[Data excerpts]
## START

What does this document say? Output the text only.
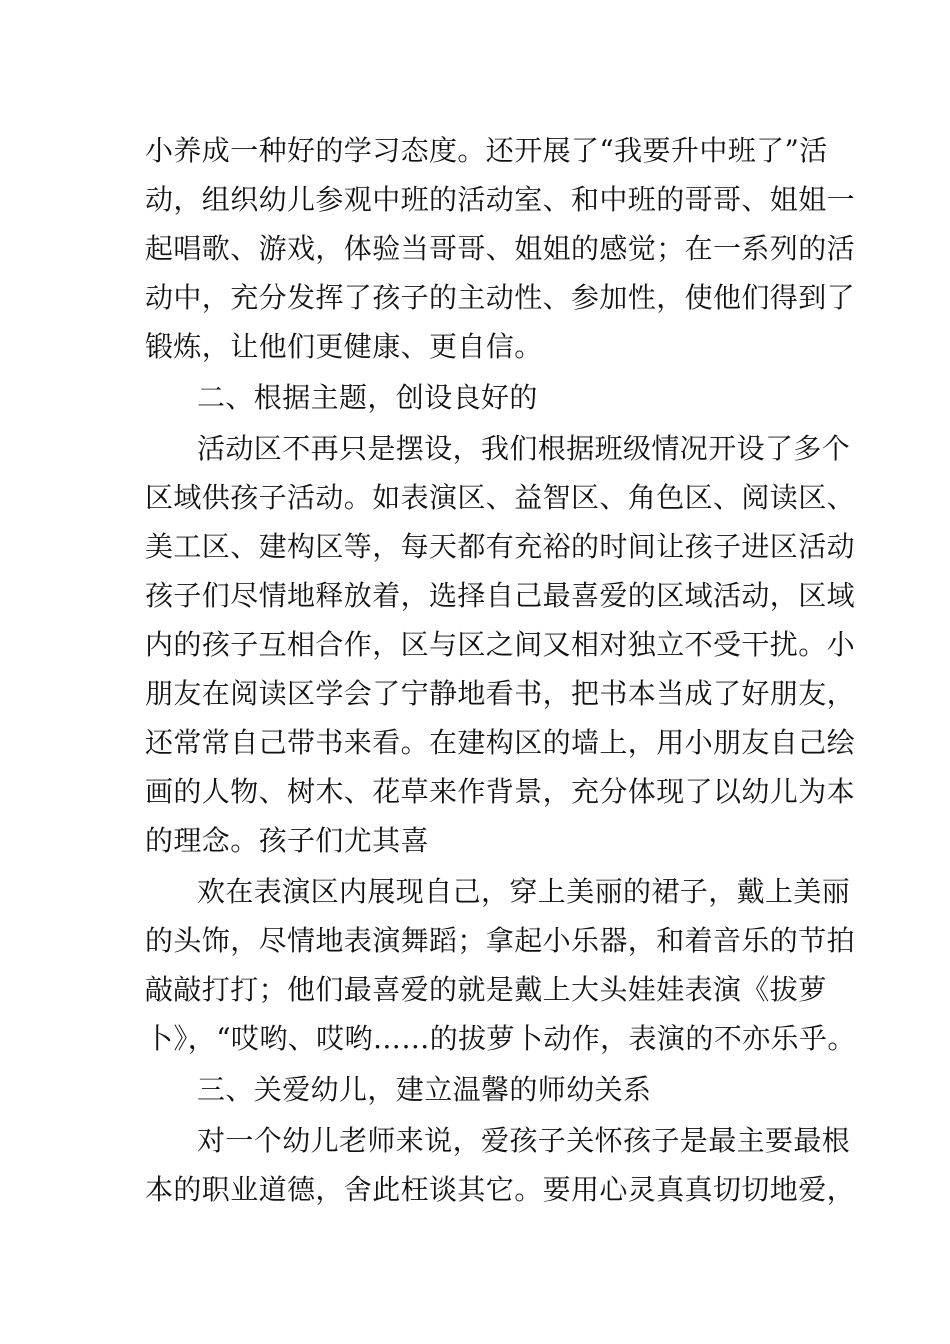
小养成一种好的学习态度。还开展了“我要升中班了”活
动，组织幼儿参观中班的活动室、和中班的哥哥、姐姐一
起唱歌、游戏，体验当哥哥、姐姐的感觉；在一系列的活
动中，充分发挥了孩子的主动性、参加性，使他们得到了
锻炼，让他们更健康、更自信。
二、根据主题，创设良好的
活动区不再只是摆设，我们根据班级情况开设了多个
区域供孩子活动。如表演区、益智区、角色区、阅读区、
美工区、建构区等，每天都有充裕的时间让孩子进区活动
孩子们尽情地释放着，选择自己最喜爱的区域活动，区域
内的孩子互相合作，区与区之间又相对独立不受干扰。小
朋友在阅读区学会了宁静地看书，把书本当成了好朋友，
还常常自己带书来看。在建构区的墙上，用小朋友自己绘
画的人物、树木、花草来作背景，充分体现了以幼儿为本
的理念。孩子们尤其喜
欢在表演区内展现自己，穿上美丽的裙子，戴上美丽
的头饰，尽情地表演舞蹈；拿起小乐器，和着音乐的节拍
敲敲打打；他们最喜爱的就是戴上大头娃娃表演《拔萝
卜》，“哎哟、哎哟……的拔萝卜动作，表演的不亦乐乎。
三、关爱幼儿，建立温馨的师幼关系
对一个幼儿老师来说，爱孩子关怀孩子是最主要最根
本的职业道德，舍此枉谈其它。要用心灵真真切切地爱，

## END

- [THE EXERCISE]: With the pictures left out, transcribe the material exactly.

- [OUTPUT FOR THIS EXERCISE]:
What does this document say? Output the text only.
小养成一种好的学习态度。还开展了“我要升中班了”活
动，组织幼儿参观中班的活动室、和中班的哥哥、姐姐一
起唱歌、游戏，体验当哥哥、姐姐的感觉；在一系列的活
动中，充分发挥了孩子的主动性、参加性，使他们得到了
锻炼，让他们更健康、更自信。
二、根据主题，创设良好的
活动区不再只是摆设，我们根据班级情况开设了多个
区域供孩子活动。如表演区、益智区、角色区、阅读区、
美工区、建构区等，每天都有充裕的时间让孩子进区活动
孩子们尽情地释放着，选择自己最喜爱的区域活动，区域
内的孩子互相合作，区与区之间又相对独立不受干扰。小
朋友在阅读区学会了宁静地看书，把书本当成了好朋友，
还常常自己带书来看。在建构区的墙上，用小朋友自己绘
画的人物、树木、花草来作背景，充分体现了以幼儿为本
的理念。孩子们尤其喜
欢在表演区内展现自己，穿上美丽的裙子，戴上美丽
的头饰，尽情地表演舞蹈；拿起小乐器，和着音乐的节拍
敲敲打打；他们最喜爱的就是戴上大头娃娃表演《拔萝
卜》，“哎哟、哎哟……的拔萝卜动作，表演的不亦乐乎。
三、关爱幼儿，建立温馨的师幼关系
对一个幼儿老师来说，爱孩子关怀孩子是最主要最根
本的职业道德，舍此枉谈其它。要用心灵真真切切地爱，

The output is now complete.